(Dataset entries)

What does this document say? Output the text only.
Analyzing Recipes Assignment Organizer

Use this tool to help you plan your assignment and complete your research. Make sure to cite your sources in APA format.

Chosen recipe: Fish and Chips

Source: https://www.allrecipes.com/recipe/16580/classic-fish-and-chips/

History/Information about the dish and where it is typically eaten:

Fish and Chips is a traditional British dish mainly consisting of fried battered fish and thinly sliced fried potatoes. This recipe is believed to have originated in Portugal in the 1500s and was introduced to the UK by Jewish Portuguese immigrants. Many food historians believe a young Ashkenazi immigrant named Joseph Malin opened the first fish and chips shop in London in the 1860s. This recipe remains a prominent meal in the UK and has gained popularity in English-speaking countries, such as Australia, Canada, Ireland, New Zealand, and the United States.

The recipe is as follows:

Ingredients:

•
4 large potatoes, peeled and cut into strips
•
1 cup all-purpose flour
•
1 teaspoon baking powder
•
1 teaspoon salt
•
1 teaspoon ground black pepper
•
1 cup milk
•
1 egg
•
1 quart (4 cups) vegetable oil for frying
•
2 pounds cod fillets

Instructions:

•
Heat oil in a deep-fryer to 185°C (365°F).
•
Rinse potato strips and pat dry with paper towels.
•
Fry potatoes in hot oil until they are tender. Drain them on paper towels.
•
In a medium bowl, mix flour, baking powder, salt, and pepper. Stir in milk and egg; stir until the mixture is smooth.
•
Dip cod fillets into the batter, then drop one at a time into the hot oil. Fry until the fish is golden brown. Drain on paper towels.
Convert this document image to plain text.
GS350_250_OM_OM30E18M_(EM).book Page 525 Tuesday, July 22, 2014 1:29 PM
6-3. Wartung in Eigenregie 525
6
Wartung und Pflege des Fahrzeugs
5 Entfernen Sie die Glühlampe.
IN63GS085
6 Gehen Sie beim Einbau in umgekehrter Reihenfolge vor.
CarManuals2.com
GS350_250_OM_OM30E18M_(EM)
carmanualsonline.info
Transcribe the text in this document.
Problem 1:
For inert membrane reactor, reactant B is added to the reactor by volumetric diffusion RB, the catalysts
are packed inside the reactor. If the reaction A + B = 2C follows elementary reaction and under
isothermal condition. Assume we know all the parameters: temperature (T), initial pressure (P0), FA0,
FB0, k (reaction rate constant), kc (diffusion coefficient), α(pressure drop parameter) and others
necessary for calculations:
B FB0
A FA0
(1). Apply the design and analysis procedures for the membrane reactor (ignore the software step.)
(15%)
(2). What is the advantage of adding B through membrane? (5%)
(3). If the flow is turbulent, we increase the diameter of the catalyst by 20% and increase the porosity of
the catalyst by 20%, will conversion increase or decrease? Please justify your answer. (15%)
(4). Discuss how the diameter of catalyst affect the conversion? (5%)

* **Goal**
Your task is to retype all the records above with nothing left out.

* **Response**
What does this document say? Output the text only.
Analyzing Recipes Assignment Organizer

Use this tool to help you plan your assignment and complete your research. Make sure to cite your sources in APA format.

Chosen recipe: Fish and Chips

Source: https://www.allrecipes.com/recipe/16580/classic-fish-and-chips/

History/Information about the dish and where it is typically eaten:

Fish and Chips is a traditional British dish mainly consisting of fried battered fish and thinly sliced fried potatoes. This recipe is believed to have originated in Portugal in the 1500s and was introduced to the UK by Jewish Portuguese immigrants. Many food historians believe a young Ashkenazi immigrant named Joseph Malin opened the first fish and chips shop in London in the 1860s. This recipe remains a prominent meal in the UK and has gained popularity in English-speaking countries, such as Australia, Canada, Ireland, New Zealand, and the United States.

The recipe is as follows:

Ingredients:

•
4 large potatoes, peeled and cut into strips
•
1 cup all-purpose flour
•
1 teaspoon baking powder
•
1 teaspoon salt
•
1 teaspoon ground black pepper
•
1 cup milk
•
1 egg
•
1 quart (4 cups) vegetable oil for frying
•
2 pounds cod fillets

Instructions:

•
Heat oil in a deep-fryer to 185°C (365°F).
•
Rinse potato strips and pat dry with paper towels.
•
Fry potatoes in hot oil until they are tender. Drain them on paper towels.
•
In a medium bowl, mix flour, baking powder, salt, and pepper. Stir in milk and egg; stir until the mixture is smooth.
•
Dip cod fillets into the batter, then drop one at a time into the hot oil. Fry until the fish is golden brown. Drain on paper towels.
Convert this document image to plain text.
GS350_250_OM_OM30E18M_(EM).book Page 525 Tuesday, July 22, 2014 1:29 PM
6-3. Wartung in Eigenregie 525
6
Wartung und Pflege des Fahrzeugs
5 Entfernen Sie die Glühlampe.
IN63GS085
6 Gehen Sie beim Einbau in umgekehrter Reihenfolge vor.
CarManuals2.com
GS350_250_OM_OM30E18M_(EM)
carmanualsonline.info
Transcribe the text in this document.
Problem 1:
For inert membrane reactor, reactant B is added to the reactor by volumetric diffusion RB, the catalysts
are packed inside the reactor. If the reaction A + B = 2C follows elementary reaction and under
isothermal condition. Assume we know all the parameters: temperature (T), initial pressure (P0), FA0,
FB0, k (reaction rate constant), kc (diffusion coefficient), α(pressure drop parameter) and others
necessary for calculations:
B FB0
A FA0
(1). Apply the design and analysis procedures for the membrane reactor (ignore the software step.)
(15%)
(2). What is the advantage of adding B through membrane? (5%)
(3). If the flow is turbulent, we increase the diameter of the catalyst by 20% and increase the porosity of
the catalyst by 20%, will conversion increase or decrease? Please justify your answer. (15%)
(4). Discuss how the diameter of catalyst affect the conversion? (5%)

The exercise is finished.